EXTRACTED RECORDS>
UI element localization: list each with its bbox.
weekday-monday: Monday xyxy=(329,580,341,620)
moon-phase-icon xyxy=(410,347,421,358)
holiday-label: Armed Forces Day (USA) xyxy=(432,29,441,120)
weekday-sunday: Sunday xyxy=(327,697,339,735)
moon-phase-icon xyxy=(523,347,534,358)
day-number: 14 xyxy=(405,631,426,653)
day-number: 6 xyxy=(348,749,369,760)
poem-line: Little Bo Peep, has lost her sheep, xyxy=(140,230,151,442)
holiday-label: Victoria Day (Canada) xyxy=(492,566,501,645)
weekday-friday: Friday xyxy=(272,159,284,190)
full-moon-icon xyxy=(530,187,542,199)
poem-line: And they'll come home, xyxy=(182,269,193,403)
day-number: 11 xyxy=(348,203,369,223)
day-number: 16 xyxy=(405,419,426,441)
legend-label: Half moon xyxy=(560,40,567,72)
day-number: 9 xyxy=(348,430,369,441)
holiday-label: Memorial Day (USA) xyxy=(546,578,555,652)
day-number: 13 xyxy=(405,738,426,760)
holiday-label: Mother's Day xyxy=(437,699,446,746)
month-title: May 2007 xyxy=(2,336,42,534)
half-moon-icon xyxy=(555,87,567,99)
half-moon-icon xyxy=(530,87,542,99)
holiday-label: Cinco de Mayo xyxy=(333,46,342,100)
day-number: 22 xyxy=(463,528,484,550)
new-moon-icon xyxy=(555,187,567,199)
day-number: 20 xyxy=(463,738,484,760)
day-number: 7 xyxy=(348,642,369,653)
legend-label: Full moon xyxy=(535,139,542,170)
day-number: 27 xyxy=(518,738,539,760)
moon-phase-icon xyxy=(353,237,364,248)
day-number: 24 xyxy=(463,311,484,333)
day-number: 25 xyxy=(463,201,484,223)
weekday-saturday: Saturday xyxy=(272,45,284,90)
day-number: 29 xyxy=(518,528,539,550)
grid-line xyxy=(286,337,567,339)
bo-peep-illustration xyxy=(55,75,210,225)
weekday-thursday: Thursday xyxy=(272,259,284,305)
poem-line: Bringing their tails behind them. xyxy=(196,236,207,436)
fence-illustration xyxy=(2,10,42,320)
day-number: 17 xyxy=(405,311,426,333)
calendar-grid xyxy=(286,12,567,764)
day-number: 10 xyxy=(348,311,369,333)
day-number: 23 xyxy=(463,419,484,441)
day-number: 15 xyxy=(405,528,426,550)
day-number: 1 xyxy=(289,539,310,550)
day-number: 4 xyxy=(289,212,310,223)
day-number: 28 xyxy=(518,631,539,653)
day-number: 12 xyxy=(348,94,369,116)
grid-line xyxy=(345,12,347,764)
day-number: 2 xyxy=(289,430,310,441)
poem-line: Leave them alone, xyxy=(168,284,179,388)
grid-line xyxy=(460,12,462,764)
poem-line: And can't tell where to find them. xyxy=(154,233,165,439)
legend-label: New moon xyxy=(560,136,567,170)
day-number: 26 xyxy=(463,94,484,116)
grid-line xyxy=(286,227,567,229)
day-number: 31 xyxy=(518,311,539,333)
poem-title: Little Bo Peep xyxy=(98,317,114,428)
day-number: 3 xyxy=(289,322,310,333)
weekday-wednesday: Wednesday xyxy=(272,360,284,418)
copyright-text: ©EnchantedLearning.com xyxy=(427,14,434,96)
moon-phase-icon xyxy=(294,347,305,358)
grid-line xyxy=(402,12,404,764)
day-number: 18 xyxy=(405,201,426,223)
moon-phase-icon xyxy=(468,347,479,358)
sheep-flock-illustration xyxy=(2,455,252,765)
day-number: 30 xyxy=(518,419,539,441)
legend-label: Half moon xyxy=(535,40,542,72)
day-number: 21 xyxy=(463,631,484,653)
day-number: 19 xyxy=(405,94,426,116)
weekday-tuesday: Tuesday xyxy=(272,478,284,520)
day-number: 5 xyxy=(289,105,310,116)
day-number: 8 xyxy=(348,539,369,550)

EXERCISE INSTRUCTIONS>
Transcribe every line of the records above without alteration, keeping the original order.

REPLY TO THE TASK>
UI element localization: list each with its bbox.
weekday-monday: Monday xyxy=(329,580,341,620)
moon-phase-icon xyxy=(410,347,421,358)
holiday-label: Armed Forces Day (USA) xyxy=(432,29,441,120)
weekday-sunday: Sunday xyxy=(327,697,339,735)
moon-phase-icon xyxy=(523,347,534,358)
day-number: 14 xyxy=(405,631,426,653)
day-number: 6 xyxy=(348,749,369,760)
poem-line: Little Bo Peep, has lost her sheep, xyxy=(140,230,151,442)
holiday-label: Victoria Day (Canada) xyxy=(492,566,501,645)
weekday-friday: Friday xyxy=(272,159,284,190)
full-moon-icon xyxy=(530,187,542,199)
poem-line: And they'll come home, xyxy=(182,269,193,403)
day-number: 11 xyxy=(348,203,369,223)
day-number: 16 xyxy=(405,419,426,441)
legend-label: Half moon xyxy=(560,40,567,72)
day-number: 9 xyxy=(348,430,369,441)
holiday-label: Memorial Day (USA) xyxy=(546,578,555,652)
day-number: 13 xyxy=(405,738,426,760)
holiday-label: Mother's Day xyxy=(437,699,446,746)
month-title: May 2007 xyxy=(2,336,42,534)
half-moon-icon xyxy=(555,87,567,99)
half-moon-icon xyxy=(530,87,542,99)
holiday-label: Cinco de Mayo xyxy=(333,46,342,100)
day-number: 22 xyxy=(463,528,484,550)
new-moon-icon xyxy=(555,187,567,199)
day-number: 20 xyxy=(463,738,484,760)
day-number: 7 xyxy=(348,642,369,653)
legend-label: Full moon xyxy=(535,139,542,170)
day-number: 27 xyxy=(518,738,539,760)
moon-phase-icon xyxy=(353,237,364,248)
day-number: 24 xyxy=(463,311,484,333)
day-number: 25 xyxy=(463,201,484,223)
weekday-saturday: Saturday xyxy=(272,45,284,90)
day-number: 29 xyxy=(518,528,539,550)
grid-line xyxy=(286,337,567,339)
bo-peep-illustration xyxy=(55,75,210,225)
weekday-thursday: Thursday xyxy=(272,259,284,305)
poem-line: Bringing their tails behind them. xyxy=(196,236,207,436)
fence-illustration xyxy=(2,10,42,320)
day-number: 17 xyxy=(405,311,426,333)
calendar-grid xyxy=(286,12,567,764)
day-number: 10 xyxy=(348,311,369,333)
day-number: 23 xyxy=(463,419,484,441)
day-number: 15 xyxy=(405,528,426,550)
day-number: 1 xyxy=(289,539,310,550)
day-number: 4 xyxy=(289,212,310,223)
day-number: 28 xyxy=(518,631,539,653)
day-number: 12 xyxy=(348,94,369,116)
grid-line xyxy=(345,12,347,764)
day-number: 2 xyxy=(289,430,310,441)
poem-line: Leave them alone, xyxy=(168,284,179,388)
grid-line xyxy=(460,12,462,764)
poem-line: And can't tell where to find them. xyxy=(154,233,165,439)
legend-label: New moon xyxy=(560,136,567,170)
day-number: 26 xyxy=(463,94,484,116)
grid-line xyxy=(286,227,567,229)
day-number: 31 xyxy=(518,311,539,333)
poem-title: Little Bo Peep xyxy=(98,317,114,428)
day-number: 3 xyxy=(289,322,310,333)
weekday-wednesday: Wednesday xyxy=(272,360,284,418)
copyright-text: ©EnchantedLearning.com xyxy=(427,14,434,96)
moon-phase-icon xyxy=(294,347,305,358)
grid-line xyxy=(402,12,404,764)
day-number: 18 xyxy=(405,201,426,223)
moon-phase-icon xyxy=(468,347,479,358)
sheep-flock-illustration xyxy=(2,455,252,765)
day-number: 30 xyxy=(518,419,539,441)
legend-label: Half moon xyxy=(535,40,542,72)
day-number: 21 xyxy=(463,631,484,653)
day-number: 19 xyxy=(405,94,426,116)
weekday-tuesday: Tuesday xyxy=(272,478,284,520)
day-number: 5 xyxy=(289,105,310,116)
day-number: 8 xyxy=(348,539,369,550)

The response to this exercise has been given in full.